Locate the lines of the listing below that hold "quantile", then copy each of them.

== THE DATA ==
════════════════════
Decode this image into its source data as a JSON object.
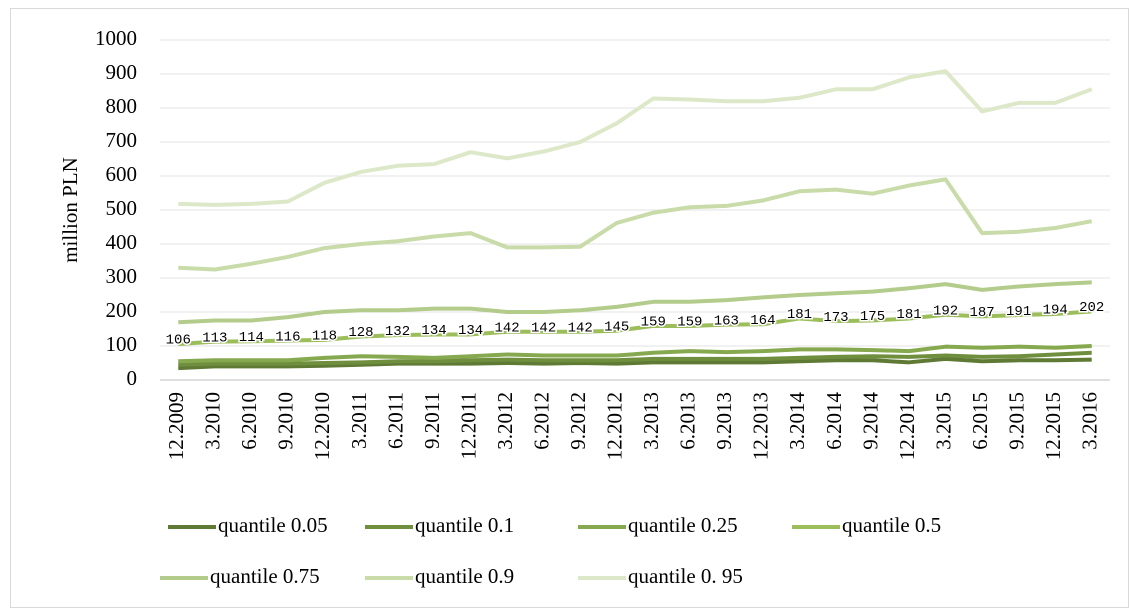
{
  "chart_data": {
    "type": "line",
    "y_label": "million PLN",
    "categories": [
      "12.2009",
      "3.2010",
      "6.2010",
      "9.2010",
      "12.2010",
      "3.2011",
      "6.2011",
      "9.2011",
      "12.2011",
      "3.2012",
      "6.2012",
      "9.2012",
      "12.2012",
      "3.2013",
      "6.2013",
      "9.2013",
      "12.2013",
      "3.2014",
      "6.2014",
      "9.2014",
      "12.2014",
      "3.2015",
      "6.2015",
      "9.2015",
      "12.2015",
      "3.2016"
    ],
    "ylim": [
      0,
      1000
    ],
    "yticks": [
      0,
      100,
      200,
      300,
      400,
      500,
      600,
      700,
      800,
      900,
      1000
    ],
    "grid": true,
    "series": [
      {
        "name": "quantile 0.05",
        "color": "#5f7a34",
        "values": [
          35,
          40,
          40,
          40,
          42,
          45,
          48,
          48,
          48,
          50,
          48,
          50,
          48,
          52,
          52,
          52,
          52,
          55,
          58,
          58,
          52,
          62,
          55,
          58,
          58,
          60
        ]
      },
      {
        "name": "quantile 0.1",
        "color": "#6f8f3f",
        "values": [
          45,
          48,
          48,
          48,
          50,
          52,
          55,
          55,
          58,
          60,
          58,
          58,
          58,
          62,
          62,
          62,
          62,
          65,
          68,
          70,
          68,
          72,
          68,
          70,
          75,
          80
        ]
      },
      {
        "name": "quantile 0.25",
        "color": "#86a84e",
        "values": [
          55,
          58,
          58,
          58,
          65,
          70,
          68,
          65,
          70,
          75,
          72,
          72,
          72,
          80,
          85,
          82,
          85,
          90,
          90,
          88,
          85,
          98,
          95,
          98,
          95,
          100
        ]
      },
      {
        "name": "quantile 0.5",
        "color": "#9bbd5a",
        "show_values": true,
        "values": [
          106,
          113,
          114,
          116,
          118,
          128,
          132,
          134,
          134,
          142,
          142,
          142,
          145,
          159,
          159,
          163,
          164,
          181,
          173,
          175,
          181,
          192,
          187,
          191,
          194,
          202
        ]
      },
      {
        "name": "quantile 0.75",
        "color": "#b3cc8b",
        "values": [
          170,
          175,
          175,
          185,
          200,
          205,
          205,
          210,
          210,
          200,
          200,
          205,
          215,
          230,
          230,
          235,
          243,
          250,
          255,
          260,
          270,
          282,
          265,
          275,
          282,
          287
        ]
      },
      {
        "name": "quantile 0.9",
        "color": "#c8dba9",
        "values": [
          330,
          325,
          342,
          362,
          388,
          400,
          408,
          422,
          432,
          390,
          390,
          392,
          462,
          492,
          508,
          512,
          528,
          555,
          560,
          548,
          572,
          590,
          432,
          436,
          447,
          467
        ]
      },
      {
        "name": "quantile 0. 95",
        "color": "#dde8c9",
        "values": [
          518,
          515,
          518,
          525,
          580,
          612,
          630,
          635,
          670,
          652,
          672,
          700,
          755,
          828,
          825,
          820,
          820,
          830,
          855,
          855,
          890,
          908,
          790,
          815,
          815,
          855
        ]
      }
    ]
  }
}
════════════════════
== TASK ANSWER ==
        "name": "quantile 0.05",
        "name": "quantile 0.1",
        "name": "quantile 0.25",
        "name": "quantile 0.5",
        "name": "quantile 0.75",
        "name": "quantile 0.9",
        "name": "quantile 0. 95",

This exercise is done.